▶ **Given task**:
The records that follow need to be output exactly as they are.

Collected data entries:

★ ★ ★

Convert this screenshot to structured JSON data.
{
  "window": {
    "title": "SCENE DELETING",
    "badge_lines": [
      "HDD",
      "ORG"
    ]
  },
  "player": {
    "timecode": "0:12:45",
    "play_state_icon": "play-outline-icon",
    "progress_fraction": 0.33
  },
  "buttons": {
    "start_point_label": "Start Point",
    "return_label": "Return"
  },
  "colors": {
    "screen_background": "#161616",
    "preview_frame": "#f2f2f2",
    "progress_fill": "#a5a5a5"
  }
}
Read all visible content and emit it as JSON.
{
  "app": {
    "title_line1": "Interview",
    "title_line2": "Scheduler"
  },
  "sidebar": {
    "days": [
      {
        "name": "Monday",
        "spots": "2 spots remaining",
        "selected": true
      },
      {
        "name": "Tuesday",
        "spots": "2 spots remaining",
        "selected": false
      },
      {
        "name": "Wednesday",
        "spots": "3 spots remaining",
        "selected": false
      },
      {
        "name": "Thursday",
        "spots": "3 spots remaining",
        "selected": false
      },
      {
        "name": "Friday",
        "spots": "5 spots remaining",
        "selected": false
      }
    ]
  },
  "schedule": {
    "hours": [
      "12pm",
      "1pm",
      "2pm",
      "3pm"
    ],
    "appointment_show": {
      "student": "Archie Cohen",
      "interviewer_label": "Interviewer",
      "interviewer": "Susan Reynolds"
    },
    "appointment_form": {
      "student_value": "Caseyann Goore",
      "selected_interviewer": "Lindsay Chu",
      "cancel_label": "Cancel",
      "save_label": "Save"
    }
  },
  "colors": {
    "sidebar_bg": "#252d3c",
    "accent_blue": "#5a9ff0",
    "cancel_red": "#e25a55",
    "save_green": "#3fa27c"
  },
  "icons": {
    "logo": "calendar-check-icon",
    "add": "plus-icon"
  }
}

★ ★ ★

▶ **Response**:
Convert this screenshot to structured JSON data.
{
  "window": {
    "title": "SCENE DELETING",
    "badge_lines": [
      "HDD",
      "ORG"
    ]
  },
  "player": {
    "timecode": "0:12:45",
    "play_state_icon": "play-outline-icon",
    "progress_fraction": 0.33
  },
  "buttons": {
    "start_point_label": "Start Point",
    "return_label": "Return"
  },
  "colors": {
    "screen_background": "#161616",
    "preview_frame": "#f2f2f2",
    "progress_fill": "#a5a5a5"
  }
}
Read all visible content and emit it as JSON.
{
  "app": {
    "title_line1": "Interview",
    "title_line2": "Scheduler"
  },
  "sidebar": {
    "days": [
      {
        "name": "Monday",
        "spots": "2 spots remaining",
        "selected": true
      },
      {
        "name": "Tuesday",
        "spots": "2 spots remaining",
        "selected": false
      },
      {
        "name": "Wednesday",
        "spots": "3 spots remaining",
        "selected": false
      },
      {
        "name": "Thursday",
        "spots": "3 spots remaining",
        "selected": false
      },
      {
        "name": "Friday",
        "spots": "5 spots remaining",
        "selected": false
      }
    ]
  },
  "schedule": {
    "hours": [
      "12pm",
      "1pm",
      "2pm",
      "3pm"
    ],
    "appointment_show": {
      "student": "Archie Cohen",
      "interviewer_label": "Interviewer",
      "interviewer": "Susan Reynolds"
    },
    "appointment_form": {
      "student_value": "Caseyann Goore",
      "selected_interviewer": "Lindsay Chu",
      "cancel_label": "Cancel",
      "save_label": "Save"
    }
  },
  "colors": {
    "sidebar_bg": "#252d3c",
    "accent_blue": "#5a9ff0",
    "cancel_red": "#e25a55",
    "save_green": "#3fa27c"
  },
  "icons": {
    "logo": "calendar-check-icon",
    "add": "plus-icon"
  }
}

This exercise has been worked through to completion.